▶ The request:
Set out every line bearing the string "JSON".

Start of Given data

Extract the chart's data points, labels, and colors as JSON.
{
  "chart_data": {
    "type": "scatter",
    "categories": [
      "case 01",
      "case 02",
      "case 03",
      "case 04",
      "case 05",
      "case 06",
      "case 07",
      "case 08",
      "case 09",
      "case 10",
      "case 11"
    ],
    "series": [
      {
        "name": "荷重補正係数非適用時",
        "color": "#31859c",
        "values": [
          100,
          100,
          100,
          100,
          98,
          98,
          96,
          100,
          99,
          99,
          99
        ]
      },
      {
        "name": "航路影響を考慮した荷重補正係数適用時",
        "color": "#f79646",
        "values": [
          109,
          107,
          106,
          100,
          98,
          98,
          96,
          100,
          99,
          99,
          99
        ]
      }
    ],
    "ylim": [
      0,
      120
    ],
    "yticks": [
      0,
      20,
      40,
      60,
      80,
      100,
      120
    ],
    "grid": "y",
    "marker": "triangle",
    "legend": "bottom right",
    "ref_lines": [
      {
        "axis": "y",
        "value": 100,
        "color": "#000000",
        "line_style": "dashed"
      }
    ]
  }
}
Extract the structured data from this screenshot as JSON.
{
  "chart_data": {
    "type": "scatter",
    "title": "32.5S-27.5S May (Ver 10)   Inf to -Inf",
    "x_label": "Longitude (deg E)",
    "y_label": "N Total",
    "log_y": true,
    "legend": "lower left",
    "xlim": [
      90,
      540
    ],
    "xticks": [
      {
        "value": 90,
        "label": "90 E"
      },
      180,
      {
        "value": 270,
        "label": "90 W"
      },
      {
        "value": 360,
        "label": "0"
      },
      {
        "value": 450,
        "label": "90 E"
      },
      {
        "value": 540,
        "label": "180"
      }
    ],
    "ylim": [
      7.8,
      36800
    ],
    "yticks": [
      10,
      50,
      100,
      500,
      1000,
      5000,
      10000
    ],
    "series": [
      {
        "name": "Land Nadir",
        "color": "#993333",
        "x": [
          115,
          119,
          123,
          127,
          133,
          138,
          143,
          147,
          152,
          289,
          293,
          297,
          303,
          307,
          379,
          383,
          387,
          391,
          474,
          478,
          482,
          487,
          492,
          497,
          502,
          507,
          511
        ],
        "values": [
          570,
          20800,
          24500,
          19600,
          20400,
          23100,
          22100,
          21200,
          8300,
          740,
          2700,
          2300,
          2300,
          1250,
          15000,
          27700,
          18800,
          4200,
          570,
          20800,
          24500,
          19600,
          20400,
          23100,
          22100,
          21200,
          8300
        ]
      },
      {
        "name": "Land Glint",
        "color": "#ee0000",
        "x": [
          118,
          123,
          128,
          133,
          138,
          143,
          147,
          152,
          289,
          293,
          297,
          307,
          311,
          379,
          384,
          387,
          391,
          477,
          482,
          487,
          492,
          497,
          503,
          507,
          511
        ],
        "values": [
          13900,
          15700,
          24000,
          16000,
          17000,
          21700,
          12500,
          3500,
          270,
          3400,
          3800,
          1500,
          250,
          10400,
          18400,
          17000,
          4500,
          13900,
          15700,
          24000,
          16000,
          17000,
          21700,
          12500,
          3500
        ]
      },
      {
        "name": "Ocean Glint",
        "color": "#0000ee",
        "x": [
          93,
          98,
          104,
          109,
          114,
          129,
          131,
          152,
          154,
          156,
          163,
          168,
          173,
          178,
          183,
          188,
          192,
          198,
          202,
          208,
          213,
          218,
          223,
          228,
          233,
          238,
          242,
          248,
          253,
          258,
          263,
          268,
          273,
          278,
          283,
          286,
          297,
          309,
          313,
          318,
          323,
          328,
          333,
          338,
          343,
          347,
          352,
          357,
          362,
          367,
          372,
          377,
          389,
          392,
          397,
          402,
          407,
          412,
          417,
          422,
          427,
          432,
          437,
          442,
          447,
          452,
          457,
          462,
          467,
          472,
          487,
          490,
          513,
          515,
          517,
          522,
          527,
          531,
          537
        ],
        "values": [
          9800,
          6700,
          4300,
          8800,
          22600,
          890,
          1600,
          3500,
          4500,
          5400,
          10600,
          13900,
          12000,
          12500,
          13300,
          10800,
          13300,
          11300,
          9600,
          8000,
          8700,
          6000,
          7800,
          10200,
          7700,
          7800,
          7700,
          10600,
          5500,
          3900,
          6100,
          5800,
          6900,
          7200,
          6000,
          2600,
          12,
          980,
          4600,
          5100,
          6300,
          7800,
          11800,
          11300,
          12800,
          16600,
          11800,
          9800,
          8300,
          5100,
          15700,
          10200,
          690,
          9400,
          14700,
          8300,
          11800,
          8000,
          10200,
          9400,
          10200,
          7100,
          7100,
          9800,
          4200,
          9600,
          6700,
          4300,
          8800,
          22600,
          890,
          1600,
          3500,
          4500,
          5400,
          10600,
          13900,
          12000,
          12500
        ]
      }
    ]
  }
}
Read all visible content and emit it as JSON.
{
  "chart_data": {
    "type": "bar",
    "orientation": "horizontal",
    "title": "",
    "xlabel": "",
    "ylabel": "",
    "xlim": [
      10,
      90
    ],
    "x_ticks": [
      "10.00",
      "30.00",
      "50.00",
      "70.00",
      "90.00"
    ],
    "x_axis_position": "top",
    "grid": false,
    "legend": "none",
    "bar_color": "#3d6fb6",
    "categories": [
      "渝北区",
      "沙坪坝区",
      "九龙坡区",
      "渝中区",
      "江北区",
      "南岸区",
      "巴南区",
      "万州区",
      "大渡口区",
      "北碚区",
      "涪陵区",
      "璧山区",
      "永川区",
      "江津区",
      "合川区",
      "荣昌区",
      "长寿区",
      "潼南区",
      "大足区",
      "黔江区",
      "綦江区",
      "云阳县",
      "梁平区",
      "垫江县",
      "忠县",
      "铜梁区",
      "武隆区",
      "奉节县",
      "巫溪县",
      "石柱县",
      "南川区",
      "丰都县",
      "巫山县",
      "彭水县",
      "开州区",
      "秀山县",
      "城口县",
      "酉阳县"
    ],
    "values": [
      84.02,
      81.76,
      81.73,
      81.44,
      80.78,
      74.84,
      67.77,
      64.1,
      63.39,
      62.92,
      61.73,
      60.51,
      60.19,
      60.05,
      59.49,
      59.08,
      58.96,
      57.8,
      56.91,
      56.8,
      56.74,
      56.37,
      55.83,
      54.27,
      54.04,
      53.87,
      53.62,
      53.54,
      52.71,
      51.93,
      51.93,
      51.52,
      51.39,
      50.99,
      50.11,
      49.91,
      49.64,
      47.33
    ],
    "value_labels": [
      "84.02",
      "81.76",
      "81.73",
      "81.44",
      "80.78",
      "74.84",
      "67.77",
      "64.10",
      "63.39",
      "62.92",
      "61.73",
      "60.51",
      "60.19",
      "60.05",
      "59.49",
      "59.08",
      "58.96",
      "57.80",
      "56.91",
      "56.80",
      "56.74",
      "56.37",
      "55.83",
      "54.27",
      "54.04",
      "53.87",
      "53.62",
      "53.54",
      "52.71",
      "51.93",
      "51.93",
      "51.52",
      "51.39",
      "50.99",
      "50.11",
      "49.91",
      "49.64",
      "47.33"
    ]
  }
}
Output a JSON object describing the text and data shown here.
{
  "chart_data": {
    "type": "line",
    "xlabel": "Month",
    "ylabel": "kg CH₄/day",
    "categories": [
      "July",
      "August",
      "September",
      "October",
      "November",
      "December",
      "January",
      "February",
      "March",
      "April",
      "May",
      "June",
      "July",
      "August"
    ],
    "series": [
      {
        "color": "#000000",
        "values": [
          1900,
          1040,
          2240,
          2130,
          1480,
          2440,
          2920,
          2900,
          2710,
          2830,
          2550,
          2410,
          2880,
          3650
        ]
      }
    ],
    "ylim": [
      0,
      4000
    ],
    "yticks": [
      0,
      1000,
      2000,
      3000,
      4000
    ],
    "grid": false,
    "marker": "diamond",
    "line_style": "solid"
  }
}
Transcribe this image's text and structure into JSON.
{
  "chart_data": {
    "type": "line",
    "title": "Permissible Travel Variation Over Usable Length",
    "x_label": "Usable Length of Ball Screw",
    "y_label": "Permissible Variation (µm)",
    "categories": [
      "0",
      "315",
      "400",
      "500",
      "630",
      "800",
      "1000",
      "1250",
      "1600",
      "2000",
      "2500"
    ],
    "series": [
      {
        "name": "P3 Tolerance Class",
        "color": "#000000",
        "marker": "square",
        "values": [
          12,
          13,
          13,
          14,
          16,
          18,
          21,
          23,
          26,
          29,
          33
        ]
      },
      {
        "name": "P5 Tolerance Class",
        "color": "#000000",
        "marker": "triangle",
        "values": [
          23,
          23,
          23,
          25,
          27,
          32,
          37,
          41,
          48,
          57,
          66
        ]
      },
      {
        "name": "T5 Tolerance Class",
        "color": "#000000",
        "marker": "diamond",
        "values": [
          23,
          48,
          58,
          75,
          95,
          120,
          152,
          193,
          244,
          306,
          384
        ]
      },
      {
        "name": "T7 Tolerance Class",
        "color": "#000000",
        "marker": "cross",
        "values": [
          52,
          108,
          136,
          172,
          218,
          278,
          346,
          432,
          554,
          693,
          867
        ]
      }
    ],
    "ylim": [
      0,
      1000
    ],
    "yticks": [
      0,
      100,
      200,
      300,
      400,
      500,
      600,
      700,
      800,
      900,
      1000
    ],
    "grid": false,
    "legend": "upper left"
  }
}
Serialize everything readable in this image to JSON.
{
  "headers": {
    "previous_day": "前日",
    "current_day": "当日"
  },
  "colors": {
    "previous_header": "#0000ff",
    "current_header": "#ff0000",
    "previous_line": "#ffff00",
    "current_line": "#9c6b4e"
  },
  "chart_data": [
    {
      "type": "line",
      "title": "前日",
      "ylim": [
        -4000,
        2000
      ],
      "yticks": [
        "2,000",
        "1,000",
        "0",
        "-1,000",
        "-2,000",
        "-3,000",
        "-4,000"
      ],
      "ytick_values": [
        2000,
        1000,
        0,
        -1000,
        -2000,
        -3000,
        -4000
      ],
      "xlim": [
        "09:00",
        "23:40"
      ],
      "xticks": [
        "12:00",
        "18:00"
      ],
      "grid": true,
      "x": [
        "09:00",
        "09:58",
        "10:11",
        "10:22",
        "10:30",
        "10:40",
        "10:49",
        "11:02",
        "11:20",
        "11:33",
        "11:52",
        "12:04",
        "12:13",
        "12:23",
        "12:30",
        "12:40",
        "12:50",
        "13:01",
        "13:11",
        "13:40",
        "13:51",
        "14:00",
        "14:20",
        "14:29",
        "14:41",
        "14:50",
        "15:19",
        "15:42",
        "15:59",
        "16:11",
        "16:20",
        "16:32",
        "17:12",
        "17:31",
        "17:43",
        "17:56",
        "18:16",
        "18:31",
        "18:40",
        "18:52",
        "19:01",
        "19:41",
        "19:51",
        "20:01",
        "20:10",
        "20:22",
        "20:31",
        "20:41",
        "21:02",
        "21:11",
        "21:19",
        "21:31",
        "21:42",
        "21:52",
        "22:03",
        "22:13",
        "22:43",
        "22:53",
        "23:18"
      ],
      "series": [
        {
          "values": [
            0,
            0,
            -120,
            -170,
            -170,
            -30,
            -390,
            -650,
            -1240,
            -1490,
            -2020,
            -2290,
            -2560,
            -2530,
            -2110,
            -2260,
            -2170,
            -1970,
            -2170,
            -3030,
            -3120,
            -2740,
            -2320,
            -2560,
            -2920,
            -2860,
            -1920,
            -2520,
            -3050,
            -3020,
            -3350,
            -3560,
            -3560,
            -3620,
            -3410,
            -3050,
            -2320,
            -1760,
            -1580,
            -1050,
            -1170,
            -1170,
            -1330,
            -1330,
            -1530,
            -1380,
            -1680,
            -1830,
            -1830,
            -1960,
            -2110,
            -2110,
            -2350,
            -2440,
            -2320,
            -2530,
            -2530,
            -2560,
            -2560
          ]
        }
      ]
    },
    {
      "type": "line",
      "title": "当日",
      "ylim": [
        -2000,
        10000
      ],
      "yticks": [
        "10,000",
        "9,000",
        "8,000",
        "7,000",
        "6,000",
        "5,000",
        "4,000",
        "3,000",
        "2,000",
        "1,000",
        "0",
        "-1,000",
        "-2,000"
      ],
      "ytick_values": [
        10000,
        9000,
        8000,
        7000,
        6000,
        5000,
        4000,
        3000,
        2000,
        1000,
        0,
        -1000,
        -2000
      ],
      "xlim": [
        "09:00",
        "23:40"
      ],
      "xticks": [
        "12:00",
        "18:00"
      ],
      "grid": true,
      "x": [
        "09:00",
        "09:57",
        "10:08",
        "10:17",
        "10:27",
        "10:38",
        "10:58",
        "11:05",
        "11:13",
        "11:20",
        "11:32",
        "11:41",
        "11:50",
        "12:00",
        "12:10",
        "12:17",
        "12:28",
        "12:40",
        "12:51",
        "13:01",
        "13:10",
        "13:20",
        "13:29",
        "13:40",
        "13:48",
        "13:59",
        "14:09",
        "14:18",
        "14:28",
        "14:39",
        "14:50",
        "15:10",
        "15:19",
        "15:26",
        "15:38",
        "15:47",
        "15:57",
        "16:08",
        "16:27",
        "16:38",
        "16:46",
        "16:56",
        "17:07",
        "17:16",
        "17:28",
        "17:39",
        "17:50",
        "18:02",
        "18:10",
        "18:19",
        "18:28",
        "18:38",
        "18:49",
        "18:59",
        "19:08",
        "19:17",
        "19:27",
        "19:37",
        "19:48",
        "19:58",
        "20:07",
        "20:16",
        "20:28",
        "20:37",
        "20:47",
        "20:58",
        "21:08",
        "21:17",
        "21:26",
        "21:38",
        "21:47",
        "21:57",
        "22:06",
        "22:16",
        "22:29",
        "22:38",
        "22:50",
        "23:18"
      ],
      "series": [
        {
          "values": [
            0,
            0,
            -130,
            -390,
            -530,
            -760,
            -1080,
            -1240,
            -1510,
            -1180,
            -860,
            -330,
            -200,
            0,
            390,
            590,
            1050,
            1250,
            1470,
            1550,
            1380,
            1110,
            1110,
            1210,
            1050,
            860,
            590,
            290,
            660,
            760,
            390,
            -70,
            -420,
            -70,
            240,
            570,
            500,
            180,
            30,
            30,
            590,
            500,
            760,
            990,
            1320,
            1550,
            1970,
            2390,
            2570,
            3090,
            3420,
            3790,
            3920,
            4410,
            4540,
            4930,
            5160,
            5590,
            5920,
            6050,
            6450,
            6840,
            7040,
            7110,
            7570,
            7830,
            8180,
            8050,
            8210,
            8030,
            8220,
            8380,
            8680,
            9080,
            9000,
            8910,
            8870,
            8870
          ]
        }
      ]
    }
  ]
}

End of Given data

▶ Answer below:
Extract the chart's data points, labels, and colors as JSON.
Extract the structured data from this screenshot as JSON.
Read all visible content and emit it as JSON.
Output a JSON object describing the text and data shown here.
Transcribe this image's text and structure into JSON.
Serialize everything readable in this image to JSON.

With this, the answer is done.